▶ _Aim of the task_
Filter the data for lines with the word "CRANKS", then copy every line so identified.

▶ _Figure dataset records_
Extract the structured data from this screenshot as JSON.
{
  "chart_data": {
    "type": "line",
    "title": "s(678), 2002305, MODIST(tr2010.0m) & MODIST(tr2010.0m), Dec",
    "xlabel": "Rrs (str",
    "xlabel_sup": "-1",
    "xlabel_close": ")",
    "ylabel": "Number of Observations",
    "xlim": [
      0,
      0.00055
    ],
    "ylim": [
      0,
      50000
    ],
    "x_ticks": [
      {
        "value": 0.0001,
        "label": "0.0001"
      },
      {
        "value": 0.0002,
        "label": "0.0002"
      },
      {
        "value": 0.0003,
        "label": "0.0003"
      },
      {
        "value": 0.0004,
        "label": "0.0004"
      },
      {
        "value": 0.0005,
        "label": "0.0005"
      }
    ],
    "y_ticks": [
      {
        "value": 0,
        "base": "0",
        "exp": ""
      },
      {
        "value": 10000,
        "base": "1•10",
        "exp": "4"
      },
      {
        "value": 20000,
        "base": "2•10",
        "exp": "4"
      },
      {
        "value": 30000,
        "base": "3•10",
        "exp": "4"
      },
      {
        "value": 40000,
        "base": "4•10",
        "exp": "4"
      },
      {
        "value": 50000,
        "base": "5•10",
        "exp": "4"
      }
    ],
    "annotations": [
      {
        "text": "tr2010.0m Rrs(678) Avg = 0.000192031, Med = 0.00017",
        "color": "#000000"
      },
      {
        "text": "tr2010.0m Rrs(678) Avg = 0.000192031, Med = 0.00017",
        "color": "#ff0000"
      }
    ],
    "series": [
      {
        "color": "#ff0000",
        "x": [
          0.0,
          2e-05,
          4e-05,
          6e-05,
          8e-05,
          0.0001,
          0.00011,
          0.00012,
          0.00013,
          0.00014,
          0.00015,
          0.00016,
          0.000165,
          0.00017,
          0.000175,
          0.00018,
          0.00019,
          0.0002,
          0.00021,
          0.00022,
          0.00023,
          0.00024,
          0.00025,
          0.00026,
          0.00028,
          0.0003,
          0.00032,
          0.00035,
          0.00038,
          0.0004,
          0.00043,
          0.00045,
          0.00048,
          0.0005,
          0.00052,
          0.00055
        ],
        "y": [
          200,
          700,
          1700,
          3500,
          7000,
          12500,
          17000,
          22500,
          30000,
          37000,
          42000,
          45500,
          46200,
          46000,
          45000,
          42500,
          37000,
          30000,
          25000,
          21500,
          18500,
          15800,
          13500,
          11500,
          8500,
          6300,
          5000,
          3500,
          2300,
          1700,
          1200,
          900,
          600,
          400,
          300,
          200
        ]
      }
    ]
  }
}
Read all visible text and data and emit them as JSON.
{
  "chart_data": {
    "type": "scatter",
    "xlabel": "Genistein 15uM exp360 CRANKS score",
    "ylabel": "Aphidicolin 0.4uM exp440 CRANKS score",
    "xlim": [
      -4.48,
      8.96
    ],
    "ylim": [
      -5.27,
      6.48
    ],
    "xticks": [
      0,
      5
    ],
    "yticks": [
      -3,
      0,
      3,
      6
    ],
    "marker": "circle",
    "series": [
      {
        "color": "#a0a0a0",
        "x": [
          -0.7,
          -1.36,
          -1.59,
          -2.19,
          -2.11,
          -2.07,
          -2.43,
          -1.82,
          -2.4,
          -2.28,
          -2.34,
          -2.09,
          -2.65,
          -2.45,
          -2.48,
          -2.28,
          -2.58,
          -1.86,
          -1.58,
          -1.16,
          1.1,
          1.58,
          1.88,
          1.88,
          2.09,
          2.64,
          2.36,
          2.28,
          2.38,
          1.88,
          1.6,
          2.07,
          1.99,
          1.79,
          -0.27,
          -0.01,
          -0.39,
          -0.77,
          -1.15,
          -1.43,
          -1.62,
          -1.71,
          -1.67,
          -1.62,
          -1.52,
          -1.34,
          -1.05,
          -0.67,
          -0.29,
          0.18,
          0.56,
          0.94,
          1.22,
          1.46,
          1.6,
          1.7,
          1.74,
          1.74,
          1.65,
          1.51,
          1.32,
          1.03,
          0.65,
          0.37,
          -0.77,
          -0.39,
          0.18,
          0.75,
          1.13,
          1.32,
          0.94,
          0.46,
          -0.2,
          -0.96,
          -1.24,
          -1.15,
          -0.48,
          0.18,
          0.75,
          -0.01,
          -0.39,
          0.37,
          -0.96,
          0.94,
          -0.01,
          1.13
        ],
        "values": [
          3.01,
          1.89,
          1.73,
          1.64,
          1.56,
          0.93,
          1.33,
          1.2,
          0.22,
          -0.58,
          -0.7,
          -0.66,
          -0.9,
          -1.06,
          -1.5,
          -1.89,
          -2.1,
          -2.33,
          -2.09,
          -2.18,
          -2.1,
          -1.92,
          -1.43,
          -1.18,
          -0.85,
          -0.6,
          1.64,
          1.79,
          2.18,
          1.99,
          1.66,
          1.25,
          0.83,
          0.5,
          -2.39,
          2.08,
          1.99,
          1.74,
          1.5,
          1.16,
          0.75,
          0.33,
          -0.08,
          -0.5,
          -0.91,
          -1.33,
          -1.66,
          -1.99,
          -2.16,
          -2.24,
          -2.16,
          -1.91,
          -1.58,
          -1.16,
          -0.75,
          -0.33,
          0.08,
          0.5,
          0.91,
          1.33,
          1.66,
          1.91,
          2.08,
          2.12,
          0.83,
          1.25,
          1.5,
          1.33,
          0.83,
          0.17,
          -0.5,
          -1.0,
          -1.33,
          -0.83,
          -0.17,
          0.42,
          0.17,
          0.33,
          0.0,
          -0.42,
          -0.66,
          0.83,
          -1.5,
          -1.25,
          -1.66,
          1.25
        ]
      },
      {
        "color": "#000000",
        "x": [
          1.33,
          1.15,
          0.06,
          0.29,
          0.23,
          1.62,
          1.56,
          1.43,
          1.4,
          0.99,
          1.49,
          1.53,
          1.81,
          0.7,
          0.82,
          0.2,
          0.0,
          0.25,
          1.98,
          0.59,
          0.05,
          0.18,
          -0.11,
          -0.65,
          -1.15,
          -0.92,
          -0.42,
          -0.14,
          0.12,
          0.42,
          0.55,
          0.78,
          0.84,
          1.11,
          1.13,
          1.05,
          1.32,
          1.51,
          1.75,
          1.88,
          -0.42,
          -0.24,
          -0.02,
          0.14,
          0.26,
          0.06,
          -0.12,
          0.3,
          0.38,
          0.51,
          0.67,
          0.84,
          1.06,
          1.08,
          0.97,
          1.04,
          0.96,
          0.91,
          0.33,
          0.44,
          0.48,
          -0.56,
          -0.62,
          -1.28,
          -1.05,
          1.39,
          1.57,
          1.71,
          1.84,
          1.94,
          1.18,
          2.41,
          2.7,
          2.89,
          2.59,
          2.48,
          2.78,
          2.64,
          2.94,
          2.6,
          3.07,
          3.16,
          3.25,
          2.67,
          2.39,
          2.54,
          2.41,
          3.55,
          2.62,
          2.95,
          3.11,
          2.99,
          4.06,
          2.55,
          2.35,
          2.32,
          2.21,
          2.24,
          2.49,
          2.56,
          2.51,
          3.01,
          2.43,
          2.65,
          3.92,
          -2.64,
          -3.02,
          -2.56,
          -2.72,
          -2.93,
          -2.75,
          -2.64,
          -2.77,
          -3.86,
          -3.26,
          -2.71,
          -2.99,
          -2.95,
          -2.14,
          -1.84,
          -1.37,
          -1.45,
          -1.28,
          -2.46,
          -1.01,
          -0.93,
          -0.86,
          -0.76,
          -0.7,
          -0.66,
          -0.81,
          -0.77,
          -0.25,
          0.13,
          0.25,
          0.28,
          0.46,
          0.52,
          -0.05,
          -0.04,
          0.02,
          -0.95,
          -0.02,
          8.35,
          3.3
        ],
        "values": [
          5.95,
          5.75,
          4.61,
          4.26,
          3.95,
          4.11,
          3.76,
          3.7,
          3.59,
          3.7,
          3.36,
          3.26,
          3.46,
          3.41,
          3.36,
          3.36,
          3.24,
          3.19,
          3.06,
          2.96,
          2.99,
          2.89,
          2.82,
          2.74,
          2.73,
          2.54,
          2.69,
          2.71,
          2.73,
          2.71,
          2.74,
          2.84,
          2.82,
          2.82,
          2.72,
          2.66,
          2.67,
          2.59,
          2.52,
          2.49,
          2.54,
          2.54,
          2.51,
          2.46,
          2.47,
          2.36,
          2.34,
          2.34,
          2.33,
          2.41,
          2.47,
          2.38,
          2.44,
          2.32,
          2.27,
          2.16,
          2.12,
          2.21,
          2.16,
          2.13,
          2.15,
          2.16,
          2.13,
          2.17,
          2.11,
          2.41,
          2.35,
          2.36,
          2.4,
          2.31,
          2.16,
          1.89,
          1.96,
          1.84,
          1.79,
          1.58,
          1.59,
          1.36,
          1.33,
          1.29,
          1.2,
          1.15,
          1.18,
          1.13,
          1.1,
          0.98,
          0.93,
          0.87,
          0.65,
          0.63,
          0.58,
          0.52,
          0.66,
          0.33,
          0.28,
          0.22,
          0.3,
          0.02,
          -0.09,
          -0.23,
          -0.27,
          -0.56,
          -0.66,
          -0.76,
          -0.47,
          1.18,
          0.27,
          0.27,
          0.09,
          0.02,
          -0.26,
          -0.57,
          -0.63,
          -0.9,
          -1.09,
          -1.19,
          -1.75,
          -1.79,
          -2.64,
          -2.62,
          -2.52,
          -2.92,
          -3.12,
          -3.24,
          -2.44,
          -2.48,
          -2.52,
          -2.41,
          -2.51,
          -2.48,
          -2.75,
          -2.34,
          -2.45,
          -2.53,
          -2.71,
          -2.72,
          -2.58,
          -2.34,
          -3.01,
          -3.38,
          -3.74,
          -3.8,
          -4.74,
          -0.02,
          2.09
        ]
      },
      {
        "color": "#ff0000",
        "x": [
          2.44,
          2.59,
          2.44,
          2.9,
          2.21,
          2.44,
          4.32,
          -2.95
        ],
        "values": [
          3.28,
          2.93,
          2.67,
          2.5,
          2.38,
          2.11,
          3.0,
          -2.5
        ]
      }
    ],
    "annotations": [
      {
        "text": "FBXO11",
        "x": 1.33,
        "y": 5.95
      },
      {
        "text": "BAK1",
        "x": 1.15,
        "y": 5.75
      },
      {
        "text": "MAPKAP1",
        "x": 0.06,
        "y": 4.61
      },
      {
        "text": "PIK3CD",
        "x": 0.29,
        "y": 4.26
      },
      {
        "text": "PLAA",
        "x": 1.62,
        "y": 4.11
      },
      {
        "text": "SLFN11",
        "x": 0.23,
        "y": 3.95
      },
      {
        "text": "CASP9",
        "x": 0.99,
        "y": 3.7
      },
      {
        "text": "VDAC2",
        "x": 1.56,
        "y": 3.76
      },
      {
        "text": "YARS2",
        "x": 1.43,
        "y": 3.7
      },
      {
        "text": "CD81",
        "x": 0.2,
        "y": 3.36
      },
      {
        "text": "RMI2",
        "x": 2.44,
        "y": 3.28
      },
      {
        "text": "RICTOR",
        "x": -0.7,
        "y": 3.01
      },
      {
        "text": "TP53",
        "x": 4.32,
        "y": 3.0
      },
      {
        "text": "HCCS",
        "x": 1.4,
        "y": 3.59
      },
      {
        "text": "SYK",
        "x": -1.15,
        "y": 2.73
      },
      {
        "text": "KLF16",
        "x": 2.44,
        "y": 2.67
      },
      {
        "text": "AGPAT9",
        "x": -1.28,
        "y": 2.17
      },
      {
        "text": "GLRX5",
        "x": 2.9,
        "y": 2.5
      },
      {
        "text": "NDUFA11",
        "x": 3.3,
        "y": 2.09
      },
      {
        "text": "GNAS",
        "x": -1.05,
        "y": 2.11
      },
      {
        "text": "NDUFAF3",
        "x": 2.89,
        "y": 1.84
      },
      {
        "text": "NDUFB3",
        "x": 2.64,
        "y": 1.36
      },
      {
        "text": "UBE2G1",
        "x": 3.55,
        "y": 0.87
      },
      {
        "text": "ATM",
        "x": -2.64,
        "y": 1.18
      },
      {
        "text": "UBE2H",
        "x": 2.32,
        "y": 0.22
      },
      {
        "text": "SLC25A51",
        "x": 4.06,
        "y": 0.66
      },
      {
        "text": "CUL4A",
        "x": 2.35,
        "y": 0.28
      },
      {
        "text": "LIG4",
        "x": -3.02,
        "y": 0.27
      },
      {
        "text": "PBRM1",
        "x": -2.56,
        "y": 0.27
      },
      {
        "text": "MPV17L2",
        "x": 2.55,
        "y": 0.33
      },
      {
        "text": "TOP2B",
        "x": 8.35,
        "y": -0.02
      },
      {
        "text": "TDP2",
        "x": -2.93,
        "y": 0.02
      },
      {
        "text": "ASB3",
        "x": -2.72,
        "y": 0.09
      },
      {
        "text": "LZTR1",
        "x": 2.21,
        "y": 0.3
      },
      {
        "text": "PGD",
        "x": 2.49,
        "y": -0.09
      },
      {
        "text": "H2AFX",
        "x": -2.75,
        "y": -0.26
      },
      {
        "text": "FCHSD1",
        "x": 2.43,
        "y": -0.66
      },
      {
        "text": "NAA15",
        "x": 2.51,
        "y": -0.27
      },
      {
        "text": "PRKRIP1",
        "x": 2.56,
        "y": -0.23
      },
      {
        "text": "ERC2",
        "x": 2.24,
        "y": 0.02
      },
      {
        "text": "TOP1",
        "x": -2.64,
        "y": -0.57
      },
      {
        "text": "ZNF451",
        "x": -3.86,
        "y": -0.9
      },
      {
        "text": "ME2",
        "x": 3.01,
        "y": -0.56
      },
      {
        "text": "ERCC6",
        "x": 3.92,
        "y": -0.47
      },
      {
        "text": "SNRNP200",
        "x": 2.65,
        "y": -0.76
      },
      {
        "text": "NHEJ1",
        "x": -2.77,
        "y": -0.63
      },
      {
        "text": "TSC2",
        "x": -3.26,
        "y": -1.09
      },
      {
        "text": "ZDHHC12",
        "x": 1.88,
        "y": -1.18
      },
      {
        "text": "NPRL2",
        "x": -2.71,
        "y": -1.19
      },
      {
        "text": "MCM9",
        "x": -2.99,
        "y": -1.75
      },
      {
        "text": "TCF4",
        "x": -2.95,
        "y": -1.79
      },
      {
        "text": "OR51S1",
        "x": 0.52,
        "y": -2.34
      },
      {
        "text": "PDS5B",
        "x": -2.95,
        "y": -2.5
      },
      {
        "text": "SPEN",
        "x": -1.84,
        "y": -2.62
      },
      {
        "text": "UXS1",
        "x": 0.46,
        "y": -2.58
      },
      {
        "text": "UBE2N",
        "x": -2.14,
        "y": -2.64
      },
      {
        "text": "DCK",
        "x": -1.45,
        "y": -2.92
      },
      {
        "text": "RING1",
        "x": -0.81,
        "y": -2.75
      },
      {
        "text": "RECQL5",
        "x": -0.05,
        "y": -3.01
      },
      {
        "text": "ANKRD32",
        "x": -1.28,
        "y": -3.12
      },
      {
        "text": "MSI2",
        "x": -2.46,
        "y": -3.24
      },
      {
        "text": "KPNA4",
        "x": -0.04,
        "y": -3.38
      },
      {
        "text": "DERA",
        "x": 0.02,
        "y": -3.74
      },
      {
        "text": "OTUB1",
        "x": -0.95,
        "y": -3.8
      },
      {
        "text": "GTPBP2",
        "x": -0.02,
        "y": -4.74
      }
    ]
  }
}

▶ _Exercise solution_
    "xlabel": "Genistein 15uM exp360 CRANKS score",
    "ylabel": "Aphidicolin 0.4uM exp440 CRANKS score",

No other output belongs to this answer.